━━ EXERCISE MATERIAL

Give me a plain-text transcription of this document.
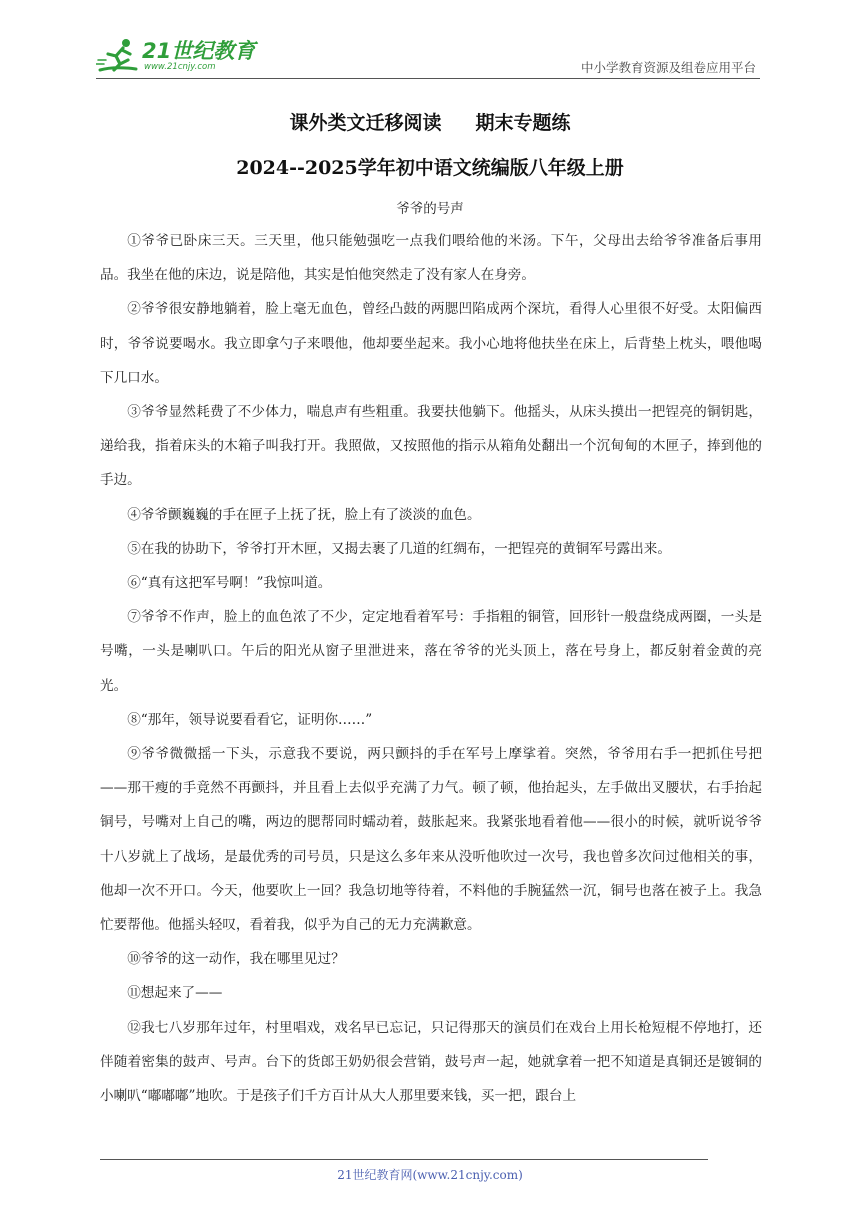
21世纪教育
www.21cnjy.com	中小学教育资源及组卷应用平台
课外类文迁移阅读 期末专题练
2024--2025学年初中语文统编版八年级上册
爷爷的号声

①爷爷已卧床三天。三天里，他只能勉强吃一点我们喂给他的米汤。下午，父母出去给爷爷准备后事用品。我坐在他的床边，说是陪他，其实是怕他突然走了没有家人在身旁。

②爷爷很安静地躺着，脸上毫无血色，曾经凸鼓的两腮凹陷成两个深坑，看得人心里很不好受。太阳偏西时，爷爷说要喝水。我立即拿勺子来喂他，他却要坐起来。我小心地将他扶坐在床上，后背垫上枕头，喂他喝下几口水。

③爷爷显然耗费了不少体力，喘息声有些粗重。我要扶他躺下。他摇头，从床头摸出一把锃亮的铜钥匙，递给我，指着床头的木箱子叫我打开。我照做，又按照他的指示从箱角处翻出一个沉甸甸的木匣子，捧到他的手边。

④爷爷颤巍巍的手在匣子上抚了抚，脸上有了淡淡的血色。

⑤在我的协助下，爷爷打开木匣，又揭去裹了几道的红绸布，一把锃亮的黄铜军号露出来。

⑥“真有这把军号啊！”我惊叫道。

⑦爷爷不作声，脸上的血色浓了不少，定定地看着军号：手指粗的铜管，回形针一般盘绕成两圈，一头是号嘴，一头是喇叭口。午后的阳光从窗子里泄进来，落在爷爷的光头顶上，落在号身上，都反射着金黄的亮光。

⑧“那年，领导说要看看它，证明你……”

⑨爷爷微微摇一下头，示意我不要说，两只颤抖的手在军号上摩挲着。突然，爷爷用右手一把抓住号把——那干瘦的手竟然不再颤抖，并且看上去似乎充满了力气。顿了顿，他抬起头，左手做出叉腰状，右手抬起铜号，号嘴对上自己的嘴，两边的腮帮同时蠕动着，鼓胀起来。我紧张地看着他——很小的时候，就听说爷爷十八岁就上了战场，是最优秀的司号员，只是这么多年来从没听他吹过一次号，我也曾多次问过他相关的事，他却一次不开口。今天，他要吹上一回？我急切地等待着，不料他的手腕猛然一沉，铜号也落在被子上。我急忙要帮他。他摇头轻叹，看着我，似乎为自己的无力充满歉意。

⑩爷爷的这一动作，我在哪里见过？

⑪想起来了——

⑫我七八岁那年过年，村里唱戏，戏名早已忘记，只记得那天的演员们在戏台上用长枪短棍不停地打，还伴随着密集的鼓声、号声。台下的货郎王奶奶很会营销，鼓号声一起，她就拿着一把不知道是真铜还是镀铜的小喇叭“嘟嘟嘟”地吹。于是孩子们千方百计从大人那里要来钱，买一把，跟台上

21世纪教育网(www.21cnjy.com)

━━━━
━━ EXERCISE MATERIAL

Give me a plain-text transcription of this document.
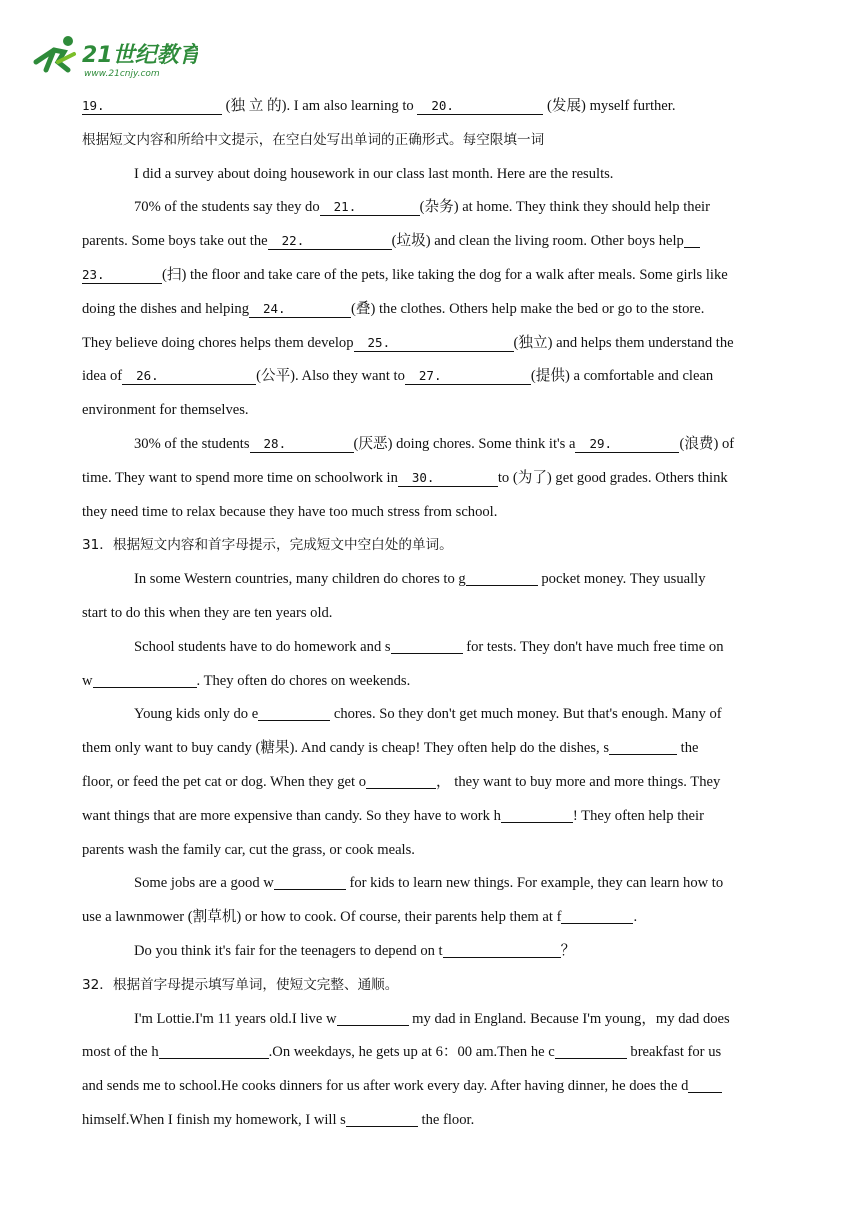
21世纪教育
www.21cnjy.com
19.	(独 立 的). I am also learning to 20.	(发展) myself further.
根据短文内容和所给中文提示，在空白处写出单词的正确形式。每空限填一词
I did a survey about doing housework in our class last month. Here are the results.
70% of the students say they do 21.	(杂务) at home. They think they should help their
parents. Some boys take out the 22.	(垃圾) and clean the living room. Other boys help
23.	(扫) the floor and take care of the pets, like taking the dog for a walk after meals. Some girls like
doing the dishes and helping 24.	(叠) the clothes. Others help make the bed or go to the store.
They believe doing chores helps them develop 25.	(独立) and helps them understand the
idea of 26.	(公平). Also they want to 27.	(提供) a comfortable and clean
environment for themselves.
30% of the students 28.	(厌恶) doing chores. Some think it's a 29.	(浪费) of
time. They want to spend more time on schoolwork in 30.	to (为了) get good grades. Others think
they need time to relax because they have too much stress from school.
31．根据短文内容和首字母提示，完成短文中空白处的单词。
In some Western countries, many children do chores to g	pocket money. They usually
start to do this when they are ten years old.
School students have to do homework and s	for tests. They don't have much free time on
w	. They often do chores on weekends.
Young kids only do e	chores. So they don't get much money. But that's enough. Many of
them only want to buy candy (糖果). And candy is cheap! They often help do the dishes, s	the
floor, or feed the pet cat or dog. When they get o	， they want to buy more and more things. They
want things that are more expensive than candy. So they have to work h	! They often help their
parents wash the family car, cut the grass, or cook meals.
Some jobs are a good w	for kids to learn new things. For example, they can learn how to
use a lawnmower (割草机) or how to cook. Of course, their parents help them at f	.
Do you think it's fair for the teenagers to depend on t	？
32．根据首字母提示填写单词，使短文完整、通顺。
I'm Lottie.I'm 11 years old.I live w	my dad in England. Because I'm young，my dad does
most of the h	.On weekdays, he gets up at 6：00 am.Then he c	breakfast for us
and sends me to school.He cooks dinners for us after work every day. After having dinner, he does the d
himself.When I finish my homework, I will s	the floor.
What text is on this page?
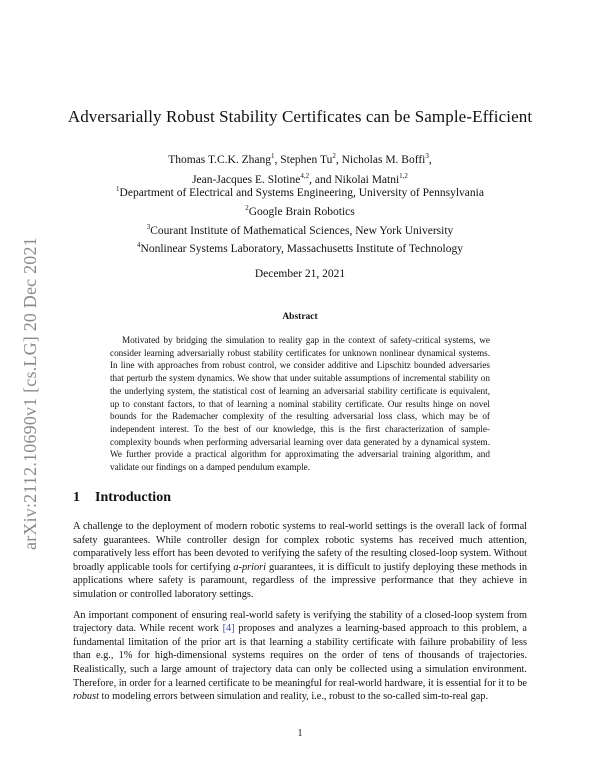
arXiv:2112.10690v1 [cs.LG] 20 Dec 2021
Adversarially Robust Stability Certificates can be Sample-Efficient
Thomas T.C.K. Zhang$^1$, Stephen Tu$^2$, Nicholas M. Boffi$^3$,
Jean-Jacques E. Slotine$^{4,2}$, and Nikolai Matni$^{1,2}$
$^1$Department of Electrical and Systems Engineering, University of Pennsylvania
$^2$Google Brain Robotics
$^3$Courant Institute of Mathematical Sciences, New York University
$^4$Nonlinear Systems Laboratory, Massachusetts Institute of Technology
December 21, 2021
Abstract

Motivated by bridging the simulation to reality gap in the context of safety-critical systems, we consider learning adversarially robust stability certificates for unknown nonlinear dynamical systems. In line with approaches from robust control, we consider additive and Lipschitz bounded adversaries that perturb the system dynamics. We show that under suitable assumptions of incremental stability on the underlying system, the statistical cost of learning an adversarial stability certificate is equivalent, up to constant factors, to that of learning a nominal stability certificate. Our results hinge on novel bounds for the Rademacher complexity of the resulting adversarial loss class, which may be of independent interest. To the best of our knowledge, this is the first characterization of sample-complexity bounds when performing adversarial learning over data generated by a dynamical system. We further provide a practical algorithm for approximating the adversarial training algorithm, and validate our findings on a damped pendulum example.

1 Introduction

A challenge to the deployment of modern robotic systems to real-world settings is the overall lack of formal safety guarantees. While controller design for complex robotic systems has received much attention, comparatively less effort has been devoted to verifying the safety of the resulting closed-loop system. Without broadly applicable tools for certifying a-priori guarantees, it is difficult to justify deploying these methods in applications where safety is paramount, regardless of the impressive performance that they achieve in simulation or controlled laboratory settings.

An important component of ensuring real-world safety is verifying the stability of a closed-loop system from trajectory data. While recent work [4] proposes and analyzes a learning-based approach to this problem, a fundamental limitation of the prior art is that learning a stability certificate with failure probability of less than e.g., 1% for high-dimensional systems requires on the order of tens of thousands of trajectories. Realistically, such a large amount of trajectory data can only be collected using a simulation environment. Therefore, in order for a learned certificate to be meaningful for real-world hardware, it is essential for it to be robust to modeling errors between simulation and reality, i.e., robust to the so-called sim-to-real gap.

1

━━━━
━━ EXERCISE MATERIAL

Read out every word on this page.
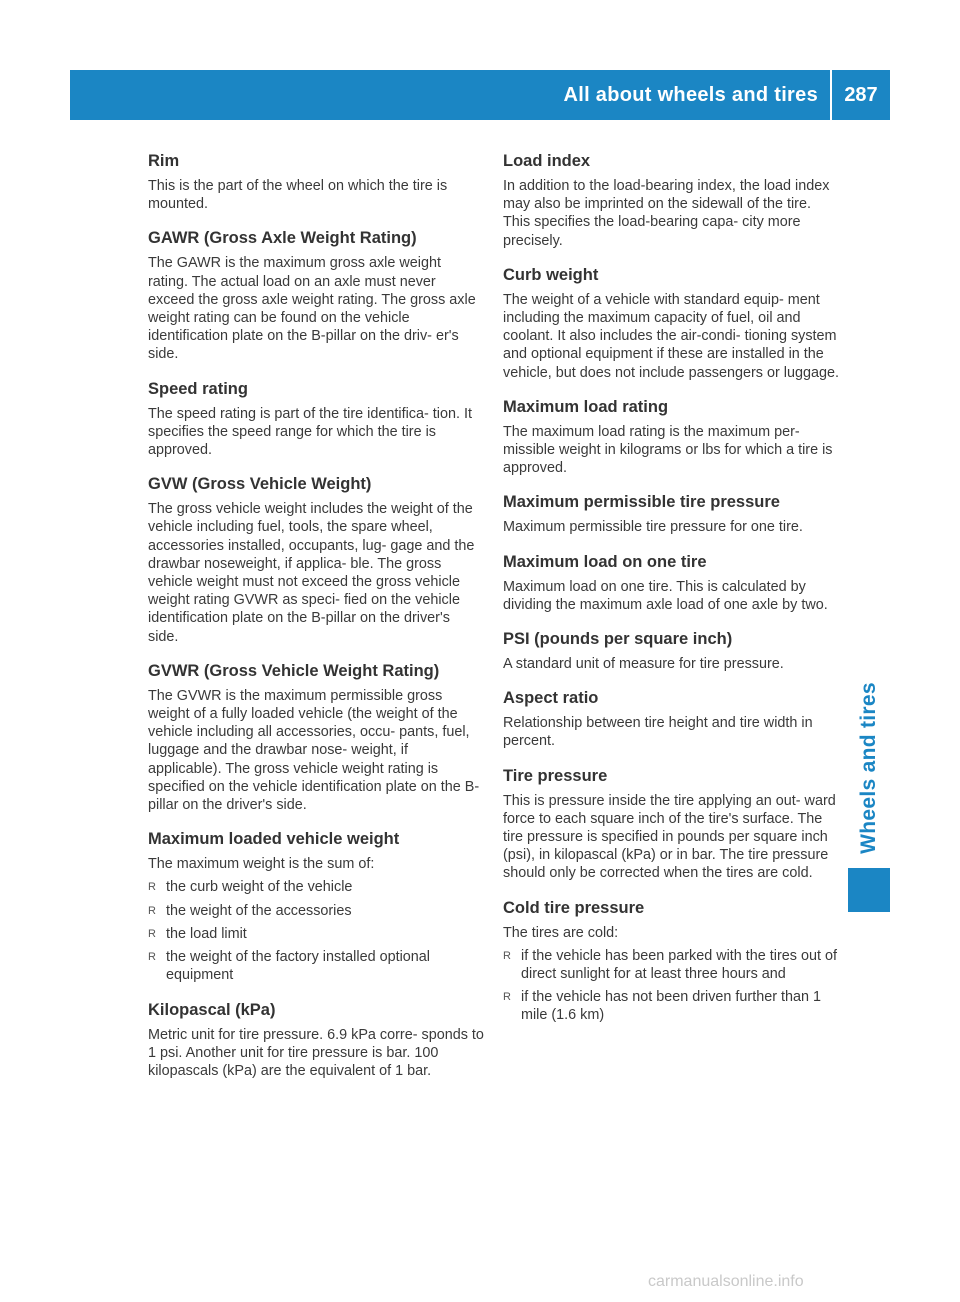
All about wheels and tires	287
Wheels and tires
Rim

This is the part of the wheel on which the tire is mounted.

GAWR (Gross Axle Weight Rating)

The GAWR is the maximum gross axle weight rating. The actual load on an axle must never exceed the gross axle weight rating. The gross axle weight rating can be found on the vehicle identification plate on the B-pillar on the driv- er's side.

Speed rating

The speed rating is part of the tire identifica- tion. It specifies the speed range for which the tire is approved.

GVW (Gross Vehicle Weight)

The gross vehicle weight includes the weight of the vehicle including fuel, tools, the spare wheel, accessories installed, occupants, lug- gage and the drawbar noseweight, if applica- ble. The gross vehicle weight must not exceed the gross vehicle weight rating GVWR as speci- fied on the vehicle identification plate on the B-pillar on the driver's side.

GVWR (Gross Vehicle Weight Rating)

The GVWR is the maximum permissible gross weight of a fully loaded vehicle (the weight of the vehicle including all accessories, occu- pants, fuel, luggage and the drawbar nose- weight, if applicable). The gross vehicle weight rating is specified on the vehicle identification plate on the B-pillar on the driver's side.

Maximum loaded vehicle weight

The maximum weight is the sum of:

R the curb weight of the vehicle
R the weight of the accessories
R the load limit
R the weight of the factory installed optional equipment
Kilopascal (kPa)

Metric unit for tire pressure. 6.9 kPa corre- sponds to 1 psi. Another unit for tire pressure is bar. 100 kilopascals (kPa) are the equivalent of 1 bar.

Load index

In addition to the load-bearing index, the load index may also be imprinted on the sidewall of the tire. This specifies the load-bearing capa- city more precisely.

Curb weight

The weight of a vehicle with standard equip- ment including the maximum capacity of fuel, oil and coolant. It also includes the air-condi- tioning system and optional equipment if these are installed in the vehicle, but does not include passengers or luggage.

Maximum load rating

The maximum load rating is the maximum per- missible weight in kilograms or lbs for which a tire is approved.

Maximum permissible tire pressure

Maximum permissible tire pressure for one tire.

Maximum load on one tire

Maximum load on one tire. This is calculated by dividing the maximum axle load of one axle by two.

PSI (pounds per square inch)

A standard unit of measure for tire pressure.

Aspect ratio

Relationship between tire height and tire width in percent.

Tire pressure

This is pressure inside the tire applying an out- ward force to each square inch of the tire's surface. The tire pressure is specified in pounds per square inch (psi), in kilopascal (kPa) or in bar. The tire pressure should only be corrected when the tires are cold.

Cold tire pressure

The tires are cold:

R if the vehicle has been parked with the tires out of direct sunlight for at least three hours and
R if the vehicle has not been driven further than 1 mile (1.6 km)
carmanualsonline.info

━━━━

> DIRECTION
Every line that holds the string "homework" should be returned.

> WRITTEN RESPONSE
School students have to do homework and s	for tests. They don't have much free time on
himself.When I finish my homework, I will s	the floor.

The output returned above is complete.